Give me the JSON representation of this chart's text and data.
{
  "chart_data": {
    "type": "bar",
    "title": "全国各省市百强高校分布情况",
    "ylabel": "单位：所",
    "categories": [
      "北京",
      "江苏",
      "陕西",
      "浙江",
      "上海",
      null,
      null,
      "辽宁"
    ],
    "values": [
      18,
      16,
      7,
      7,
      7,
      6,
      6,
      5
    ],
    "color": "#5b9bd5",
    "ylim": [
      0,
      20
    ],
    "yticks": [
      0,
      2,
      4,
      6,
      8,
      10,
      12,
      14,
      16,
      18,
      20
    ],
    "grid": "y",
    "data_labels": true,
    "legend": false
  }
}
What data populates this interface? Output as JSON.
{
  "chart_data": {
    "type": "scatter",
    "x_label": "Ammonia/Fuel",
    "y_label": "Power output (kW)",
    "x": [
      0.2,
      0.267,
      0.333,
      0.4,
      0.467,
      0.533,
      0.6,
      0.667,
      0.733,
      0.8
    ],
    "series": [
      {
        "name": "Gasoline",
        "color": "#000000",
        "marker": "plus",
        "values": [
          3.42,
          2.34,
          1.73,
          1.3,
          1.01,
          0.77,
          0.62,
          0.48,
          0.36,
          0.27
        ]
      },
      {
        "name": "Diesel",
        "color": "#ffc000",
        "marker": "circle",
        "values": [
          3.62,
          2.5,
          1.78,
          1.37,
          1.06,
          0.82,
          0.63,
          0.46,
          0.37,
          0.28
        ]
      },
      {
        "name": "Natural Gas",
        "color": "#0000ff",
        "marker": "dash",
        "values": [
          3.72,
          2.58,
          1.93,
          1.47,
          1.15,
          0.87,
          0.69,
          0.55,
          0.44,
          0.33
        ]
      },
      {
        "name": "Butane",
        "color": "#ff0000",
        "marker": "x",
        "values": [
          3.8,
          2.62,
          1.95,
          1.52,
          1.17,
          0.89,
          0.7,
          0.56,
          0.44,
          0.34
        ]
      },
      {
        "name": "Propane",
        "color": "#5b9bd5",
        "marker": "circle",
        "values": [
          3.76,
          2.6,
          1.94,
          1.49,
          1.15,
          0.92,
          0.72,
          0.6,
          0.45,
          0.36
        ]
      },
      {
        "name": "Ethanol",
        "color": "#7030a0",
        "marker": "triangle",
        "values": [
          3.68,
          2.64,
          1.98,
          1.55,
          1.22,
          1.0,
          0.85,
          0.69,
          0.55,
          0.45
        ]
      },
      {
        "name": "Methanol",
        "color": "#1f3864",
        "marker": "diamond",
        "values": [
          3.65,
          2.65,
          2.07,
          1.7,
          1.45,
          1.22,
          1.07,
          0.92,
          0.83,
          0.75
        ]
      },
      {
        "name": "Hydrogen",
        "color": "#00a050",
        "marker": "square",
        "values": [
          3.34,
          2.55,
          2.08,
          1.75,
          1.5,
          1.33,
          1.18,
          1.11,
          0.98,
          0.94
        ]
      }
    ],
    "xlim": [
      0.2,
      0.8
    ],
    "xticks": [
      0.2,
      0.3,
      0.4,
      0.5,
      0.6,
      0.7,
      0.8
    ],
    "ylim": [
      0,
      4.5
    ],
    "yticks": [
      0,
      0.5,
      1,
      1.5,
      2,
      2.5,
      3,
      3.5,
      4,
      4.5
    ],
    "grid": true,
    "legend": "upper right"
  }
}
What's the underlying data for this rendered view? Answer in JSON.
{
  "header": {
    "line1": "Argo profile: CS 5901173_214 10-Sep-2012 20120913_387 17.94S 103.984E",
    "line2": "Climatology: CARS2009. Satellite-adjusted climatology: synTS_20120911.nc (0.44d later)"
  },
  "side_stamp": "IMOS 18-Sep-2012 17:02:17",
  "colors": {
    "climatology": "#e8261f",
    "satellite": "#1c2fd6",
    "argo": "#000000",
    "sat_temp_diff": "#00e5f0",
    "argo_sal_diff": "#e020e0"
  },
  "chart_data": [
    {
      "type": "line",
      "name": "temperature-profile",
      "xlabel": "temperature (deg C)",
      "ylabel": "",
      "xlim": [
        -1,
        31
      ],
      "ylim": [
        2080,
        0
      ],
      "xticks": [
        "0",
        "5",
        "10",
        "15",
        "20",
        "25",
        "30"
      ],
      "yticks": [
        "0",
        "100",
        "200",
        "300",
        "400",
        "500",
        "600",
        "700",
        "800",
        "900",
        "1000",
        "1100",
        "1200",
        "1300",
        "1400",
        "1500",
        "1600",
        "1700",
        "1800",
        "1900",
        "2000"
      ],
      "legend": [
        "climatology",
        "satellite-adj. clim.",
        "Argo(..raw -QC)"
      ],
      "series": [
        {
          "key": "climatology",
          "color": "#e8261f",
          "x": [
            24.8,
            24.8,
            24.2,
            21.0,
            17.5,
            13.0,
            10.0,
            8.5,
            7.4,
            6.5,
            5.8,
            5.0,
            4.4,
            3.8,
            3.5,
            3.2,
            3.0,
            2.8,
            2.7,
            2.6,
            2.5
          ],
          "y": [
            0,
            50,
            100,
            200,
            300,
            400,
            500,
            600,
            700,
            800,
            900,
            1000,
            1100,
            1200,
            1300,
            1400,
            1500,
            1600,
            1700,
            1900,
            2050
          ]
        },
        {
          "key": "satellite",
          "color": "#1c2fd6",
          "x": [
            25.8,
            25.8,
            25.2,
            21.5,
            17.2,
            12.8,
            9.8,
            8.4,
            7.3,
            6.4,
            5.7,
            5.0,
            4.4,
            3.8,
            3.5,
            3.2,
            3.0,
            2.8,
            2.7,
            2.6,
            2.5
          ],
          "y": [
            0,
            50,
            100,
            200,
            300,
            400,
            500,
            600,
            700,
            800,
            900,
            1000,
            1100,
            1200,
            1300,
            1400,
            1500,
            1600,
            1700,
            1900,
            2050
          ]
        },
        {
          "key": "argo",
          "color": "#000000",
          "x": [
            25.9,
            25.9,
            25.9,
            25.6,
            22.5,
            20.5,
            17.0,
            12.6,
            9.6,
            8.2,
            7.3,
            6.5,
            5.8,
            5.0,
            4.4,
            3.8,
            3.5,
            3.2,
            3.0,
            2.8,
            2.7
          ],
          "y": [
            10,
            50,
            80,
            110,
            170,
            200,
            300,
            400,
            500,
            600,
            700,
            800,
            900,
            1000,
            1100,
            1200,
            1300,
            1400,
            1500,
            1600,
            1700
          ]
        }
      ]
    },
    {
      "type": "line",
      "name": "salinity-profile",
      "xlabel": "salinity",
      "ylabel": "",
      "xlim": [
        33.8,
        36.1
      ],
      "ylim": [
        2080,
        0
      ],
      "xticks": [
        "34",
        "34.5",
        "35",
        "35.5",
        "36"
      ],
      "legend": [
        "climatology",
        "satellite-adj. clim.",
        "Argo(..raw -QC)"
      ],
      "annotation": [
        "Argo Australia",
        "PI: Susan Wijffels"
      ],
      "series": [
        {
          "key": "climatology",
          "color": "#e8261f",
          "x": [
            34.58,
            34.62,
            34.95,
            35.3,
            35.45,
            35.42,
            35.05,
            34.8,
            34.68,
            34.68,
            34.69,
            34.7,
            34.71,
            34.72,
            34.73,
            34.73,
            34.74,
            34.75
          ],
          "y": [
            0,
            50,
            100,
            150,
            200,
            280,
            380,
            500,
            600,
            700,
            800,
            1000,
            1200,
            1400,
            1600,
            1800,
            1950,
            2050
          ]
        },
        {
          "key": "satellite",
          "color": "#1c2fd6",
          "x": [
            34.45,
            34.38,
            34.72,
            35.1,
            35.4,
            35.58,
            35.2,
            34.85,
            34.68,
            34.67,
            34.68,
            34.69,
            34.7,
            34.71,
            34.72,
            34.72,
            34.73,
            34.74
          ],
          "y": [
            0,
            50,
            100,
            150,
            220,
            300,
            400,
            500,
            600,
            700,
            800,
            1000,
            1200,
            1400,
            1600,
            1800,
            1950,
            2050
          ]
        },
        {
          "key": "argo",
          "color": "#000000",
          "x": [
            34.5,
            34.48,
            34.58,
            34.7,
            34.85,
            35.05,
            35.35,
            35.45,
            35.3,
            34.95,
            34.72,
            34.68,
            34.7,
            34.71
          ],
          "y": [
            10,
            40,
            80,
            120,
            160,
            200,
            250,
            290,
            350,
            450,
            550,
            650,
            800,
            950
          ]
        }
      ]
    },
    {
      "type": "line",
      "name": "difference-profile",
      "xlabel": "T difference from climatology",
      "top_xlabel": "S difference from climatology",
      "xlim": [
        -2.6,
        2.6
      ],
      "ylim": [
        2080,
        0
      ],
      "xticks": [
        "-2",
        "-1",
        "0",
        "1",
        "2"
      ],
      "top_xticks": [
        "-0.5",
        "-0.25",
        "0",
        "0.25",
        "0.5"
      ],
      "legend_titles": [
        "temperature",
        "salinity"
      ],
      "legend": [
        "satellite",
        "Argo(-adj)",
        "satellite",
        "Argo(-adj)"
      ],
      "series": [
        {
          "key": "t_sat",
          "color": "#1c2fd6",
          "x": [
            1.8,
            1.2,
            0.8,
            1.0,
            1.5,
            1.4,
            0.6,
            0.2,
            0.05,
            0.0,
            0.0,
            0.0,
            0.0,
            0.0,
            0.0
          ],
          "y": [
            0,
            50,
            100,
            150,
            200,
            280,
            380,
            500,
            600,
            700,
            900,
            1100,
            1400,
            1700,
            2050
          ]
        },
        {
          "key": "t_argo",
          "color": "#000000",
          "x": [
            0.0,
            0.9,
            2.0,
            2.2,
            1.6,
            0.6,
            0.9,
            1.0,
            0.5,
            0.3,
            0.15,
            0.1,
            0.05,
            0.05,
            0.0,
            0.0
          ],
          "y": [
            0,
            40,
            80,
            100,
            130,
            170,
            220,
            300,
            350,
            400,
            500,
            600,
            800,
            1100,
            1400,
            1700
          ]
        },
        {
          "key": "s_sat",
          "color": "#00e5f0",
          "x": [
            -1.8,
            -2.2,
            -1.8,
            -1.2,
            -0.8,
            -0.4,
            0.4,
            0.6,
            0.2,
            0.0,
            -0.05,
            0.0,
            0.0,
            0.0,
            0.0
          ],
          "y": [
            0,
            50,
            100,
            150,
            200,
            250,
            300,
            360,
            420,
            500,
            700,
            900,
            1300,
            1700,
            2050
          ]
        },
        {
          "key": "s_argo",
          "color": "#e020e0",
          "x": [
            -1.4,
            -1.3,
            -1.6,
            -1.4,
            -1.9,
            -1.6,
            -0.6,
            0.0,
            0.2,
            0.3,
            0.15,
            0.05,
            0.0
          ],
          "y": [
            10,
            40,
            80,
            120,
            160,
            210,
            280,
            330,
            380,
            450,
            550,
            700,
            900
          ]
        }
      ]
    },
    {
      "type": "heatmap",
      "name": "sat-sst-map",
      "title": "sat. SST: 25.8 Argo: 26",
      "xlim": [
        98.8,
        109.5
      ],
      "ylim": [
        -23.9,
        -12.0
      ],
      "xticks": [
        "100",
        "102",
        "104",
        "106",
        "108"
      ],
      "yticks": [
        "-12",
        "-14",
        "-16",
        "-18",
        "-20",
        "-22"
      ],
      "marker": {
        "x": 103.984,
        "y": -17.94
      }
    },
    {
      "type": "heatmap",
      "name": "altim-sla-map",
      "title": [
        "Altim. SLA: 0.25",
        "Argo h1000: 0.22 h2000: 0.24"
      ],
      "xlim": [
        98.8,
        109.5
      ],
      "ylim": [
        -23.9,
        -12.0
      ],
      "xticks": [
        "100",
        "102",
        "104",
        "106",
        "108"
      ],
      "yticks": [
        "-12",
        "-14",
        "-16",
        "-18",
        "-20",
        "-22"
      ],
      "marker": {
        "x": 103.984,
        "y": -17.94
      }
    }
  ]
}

- - - - -

TASK: Pull out all lines containing the word "difference" from the entries above.

SOLUTION TO THIS TASK:
      "name": "difference-profile",
      "xlabel": "T difference from climatology",
      "top_xlabel": "S difference from climatology",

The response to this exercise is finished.